> [Directions for this task]
Check each line for the word "ermöglicht" and report how many have it. Give nothing else.

> [Provided information]
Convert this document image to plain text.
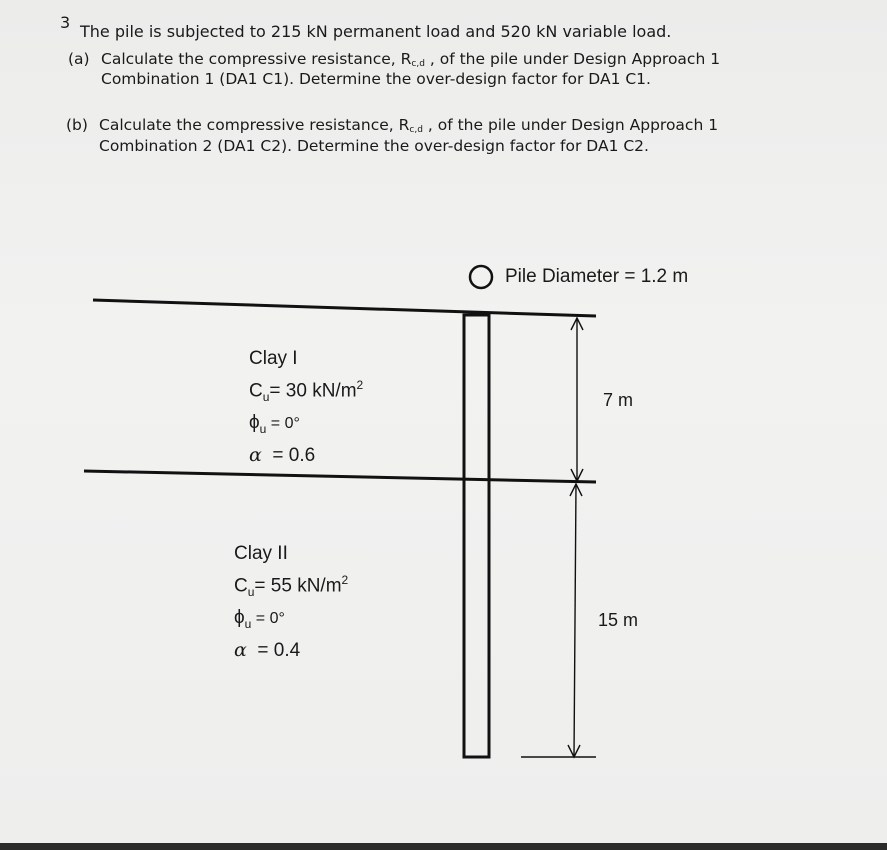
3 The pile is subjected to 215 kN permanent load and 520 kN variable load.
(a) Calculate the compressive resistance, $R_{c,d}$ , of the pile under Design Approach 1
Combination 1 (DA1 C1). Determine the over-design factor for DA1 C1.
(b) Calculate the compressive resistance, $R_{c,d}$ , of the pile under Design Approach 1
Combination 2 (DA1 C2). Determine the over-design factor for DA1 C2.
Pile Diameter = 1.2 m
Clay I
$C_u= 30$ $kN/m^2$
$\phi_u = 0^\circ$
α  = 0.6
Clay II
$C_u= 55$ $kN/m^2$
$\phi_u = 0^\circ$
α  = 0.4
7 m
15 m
* * *
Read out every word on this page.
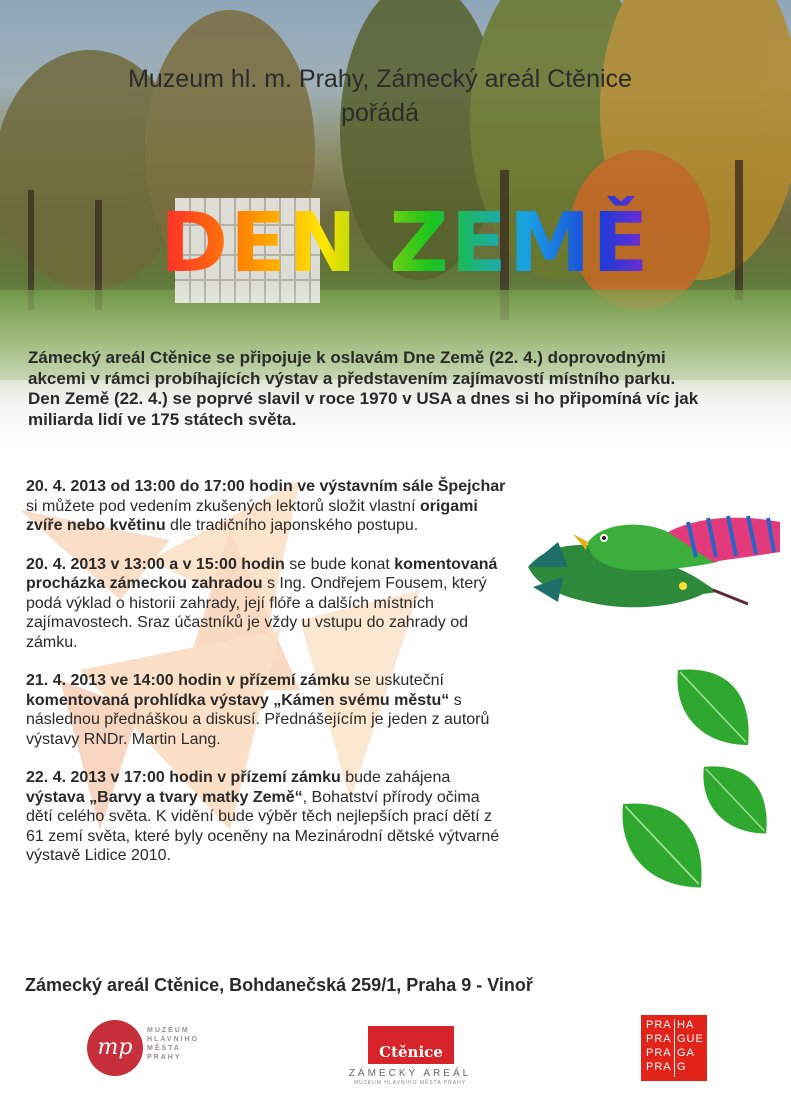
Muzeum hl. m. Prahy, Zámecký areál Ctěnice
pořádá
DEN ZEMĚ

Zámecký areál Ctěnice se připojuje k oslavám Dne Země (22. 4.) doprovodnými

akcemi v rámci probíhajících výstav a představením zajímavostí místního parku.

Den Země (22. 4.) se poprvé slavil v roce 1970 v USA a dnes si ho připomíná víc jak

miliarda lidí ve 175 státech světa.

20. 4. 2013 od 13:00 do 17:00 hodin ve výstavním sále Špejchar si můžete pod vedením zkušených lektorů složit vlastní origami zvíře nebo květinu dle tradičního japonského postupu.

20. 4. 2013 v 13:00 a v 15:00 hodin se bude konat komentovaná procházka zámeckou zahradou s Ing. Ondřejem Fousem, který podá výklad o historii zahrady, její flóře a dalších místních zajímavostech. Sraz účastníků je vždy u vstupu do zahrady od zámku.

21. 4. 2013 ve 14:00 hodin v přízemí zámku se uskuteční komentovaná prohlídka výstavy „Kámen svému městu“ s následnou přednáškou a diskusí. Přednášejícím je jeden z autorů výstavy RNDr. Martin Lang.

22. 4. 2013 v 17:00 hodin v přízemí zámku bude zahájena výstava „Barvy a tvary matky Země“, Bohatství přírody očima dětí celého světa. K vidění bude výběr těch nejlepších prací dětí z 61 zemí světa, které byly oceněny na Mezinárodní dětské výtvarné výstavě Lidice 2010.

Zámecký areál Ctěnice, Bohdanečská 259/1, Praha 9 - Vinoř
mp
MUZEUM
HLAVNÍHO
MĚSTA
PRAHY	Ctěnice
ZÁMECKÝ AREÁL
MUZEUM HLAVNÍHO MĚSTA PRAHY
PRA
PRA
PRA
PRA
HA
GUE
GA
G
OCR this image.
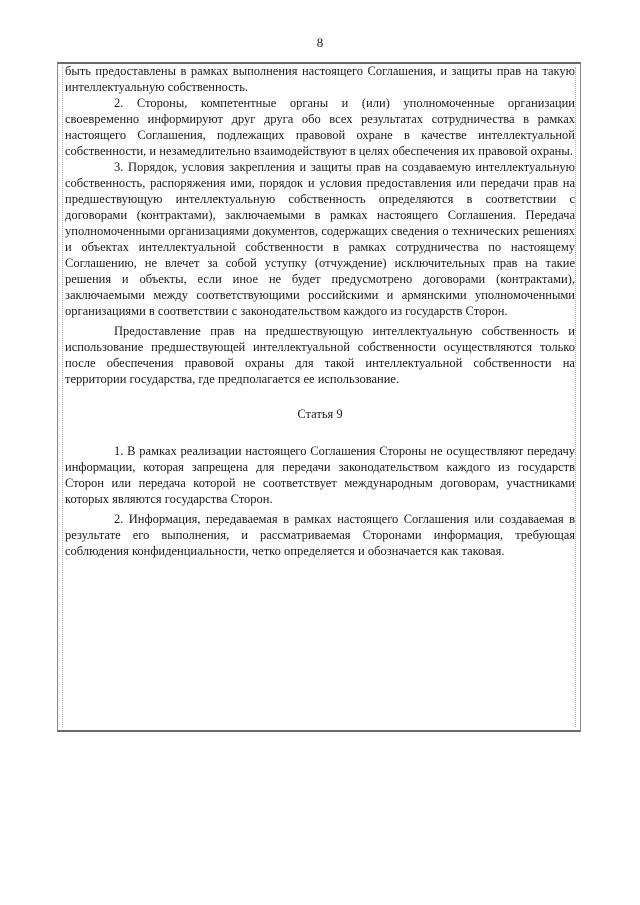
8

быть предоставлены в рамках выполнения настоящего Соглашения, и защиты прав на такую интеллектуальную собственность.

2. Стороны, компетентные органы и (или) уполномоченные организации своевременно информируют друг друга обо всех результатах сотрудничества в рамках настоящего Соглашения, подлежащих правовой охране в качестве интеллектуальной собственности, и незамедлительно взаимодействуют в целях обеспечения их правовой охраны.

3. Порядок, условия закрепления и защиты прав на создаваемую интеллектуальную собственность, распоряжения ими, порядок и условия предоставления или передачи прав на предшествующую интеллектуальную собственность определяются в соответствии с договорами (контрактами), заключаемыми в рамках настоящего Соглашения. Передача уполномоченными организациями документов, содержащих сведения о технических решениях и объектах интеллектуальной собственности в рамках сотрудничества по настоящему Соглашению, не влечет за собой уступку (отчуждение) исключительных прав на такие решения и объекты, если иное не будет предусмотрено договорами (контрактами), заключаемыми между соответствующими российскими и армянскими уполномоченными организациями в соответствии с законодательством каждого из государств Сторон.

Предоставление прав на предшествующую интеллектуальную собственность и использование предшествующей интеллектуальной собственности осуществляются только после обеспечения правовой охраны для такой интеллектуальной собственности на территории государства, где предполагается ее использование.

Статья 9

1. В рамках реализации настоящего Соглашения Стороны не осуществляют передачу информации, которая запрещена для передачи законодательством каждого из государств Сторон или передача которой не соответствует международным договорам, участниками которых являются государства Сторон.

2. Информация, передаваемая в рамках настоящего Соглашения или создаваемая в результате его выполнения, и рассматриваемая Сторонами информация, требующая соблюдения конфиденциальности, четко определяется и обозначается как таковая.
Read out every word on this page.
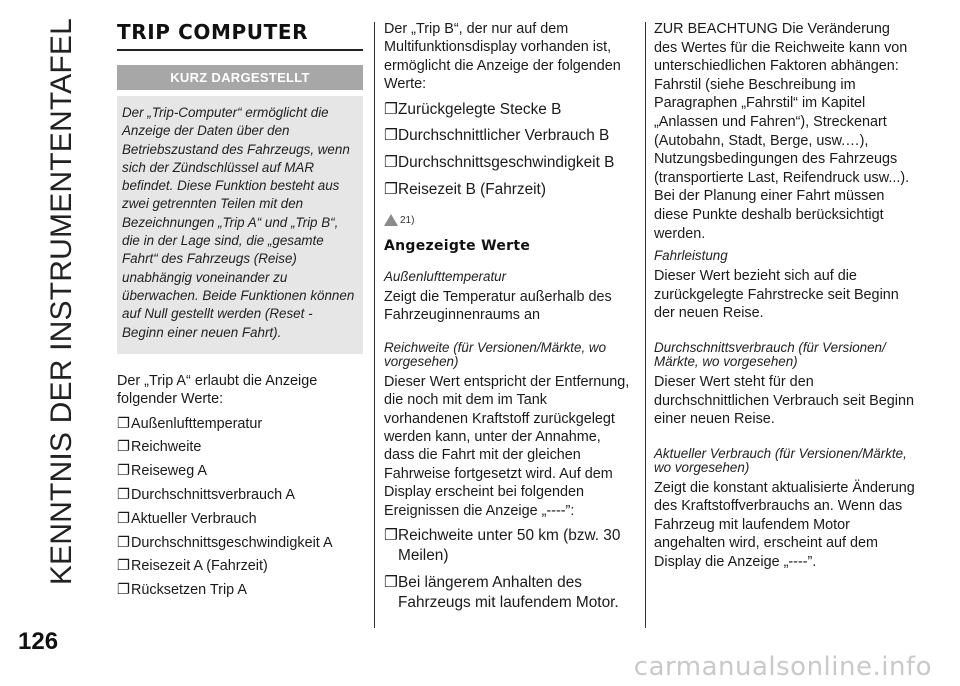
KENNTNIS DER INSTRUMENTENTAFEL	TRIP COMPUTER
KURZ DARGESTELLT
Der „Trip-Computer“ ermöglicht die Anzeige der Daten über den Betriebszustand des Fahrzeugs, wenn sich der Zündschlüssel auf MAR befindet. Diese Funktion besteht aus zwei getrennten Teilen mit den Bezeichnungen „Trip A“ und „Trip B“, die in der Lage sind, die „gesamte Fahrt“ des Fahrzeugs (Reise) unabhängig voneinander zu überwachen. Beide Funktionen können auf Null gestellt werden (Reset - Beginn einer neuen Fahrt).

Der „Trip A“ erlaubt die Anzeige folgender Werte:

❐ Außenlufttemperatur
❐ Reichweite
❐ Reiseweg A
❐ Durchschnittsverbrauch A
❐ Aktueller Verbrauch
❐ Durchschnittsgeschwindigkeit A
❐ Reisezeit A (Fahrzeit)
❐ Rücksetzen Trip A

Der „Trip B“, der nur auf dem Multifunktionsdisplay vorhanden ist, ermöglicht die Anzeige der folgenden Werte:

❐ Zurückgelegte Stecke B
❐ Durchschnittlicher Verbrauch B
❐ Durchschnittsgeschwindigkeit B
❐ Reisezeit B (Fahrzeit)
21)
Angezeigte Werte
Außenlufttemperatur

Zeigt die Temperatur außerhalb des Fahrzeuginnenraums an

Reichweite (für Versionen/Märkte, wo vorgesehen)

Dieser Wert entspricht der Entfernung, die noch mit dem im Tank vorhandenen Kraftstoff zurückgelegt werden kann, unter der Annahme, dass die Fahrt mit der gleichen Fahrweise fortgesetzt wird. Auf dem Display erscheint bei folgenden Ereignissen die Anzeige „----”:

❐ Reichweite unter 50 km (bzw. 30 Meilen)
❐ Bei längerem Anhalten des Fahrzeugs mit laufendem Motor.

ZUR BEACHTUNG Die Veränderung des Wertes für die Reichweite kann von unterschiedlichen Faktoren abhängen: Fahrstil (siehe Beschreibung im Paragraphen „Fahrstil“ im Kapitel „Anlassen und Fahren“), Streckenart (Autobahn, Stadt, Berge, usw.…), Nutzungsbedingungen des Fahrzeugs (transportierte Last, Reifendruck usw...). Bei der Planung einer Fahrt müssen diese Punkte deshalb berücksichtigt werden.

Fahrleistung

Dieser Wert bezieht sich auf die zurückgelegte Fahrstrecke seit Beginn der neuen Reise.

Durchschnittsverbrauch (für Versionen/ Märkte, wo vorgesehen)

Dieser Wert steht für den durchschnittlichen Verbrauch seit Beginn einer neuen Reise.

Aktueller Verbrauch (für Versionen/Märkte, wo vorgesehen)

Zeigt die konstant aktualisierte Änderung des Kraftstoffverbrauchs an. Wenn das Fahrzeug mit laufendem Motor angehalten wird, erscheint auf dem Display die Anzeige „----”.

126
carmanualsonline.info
==
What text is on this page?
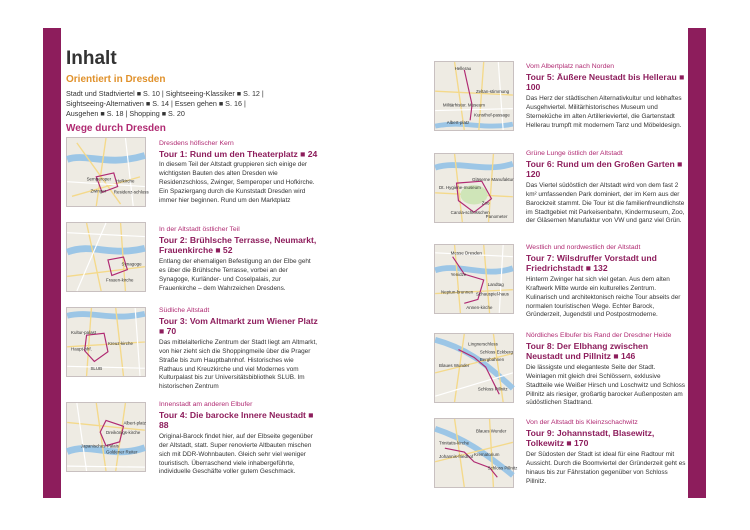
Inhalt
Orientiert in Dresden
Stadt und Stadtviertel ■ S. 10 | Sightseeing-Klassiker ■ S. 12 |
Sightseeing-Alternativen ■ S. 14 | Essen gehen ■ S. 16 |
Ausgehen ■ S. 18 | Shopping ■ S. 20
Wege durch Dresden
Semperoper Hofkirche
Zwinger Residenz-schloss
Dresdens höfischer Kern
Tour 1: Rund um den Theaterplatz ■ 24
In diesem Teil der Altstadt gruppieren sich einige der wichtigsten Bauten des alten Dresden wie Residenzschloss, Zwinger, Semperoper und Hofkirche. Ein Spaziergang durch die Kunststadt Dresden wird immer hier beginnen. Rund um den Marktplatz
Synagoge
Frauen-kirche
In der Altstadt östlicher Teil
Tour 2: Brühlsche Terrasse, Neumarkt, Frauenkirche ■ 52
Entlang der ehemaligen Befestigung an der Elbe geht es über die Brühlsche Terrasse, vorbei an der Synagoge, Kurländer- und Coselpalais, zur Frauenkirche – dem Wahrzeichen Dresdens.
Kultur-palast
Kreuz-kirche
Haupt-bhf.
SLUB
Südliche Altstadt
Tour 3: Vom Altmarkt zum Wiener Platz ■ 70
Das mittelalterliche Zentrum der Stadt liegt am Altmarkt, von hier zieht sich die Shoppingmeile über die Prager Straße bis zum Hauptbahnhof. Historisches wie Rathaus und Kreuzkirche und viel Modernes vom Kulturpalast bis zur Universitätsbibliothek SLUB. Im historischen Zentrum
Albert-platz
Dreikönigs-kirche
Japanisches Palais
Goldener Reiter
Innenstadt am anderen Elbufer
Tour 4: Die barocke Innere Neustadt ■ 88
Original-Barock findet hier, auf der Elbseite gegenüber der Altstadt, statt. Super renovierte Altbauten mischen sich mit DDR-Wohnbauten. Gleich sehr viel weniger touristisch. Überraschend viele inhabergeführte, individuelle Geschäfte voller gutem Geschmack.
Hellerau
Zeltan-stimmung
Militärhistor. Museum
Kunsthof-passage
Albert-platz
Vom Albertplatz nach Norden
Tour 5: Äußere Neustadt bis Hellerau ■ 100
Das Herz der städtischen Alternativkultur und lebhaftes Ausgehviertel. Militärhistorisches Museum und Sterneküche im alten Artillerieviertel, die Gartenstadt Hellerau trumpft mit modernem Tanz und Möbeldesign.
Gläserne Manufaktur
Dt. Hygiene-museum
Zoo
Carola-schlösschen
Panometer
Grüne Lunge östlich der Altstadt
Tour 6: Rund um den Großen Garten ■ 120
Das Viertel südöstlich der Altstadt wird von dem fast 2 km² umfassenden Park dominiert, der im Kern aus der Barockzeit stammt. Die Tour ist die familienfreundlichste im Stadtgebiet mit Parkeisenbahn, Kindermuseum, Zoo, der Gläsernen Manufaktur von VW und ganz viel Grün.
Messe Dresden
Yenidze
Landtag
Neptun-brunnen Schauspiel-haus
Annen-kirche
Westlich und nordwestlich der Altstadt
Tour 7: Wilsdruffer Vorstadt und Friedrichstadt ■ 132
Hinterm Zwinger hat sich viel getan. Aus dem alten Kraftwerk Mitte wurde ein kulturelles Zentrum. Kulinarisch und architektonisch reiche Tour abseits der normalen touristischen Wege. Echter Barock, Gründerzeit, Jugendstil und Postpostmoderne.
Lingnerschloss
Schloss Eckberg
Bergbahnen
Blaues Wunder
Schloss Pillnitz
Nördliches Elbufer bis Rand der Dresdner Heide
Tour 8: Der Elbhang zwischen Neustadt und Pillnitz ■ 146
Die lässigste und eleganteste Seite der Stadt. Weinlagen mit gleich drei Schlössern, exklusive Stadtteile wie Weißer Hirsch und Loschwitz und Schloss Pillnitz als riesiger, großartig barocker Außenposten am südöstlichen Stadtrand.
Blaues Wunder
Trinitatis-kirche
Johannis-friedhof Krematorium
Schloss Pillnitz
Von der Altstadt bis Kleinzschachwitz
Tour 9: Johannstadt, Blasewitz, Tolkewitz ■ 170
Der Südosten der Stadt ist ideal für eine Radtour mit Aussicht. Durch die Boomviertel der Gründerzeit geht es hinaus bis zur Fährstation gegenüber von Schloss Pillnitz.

> [The reply]
2